### AIM OF THE EXERCISE
Pick out every line in the data below that holds "condition".

#### STORED RECORDS

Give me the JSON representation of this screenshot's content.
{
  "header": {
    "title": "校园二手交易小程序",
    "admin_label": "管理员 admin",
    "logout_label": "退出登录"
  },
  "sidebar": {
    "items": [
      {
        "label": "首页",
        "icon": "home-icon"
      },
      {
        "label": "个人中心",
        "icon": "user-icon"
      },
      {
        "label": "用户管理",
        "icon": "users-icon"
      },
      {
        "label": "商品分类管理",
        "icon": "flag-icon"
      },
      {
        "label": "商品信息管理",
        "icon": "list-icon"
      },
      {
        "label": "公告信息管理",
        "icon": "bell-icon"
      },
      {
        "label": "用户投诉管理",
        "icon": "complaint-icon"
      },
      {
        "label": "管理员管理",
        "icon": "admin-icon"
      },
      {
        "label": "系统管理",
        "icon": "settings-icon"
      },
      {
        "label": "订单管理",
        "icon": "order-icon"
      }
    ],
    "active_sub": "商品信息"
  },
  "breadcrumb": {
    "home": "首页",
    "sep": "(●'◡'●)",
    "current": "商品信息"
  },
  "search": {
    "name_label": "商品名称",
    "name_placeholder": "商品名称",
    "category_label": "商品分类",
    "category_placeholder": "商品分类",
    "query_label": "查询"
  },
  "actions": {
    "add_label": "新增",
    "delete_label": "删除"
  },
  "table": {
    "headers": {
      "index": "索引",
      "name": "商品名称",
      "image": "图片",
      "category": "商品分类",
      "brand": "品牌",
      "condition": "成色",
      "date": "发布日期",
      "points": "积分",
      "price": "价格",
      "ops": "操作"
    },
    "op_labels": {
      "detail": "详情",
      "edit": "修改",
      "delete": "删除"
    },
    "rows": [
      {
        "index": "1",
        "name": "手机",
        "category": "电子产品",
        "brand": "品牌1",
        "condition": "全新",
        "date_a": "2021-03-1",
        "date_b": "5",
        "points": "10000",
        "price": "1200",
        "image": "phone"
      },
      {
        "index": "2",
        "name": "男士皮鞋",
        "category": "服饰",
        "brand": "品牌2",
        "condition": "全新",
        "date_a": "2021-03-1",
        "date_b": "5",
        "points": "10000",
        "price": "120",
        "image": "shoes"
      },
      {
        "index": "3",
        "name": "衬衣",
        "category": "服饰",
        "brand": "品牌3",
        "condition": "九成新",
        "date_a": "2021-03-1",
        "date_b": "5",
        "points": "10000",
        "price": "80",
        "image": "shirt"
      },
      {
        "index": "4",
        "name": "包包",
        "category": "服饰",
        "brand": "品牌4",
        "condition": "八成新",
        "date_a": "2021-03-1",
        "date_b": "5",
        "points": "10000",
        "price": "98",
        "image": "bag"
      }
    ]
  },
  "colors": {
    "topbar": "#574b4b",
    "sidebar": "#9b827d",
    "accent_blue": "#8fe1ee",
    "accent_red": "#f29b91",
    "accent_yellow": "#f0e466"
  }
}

########

### FINAL RESULT
      "condition": "成色",
        "condition": "全新",
        "condition": "全新",
        "condition": "九成新",
        "condition": "八成新",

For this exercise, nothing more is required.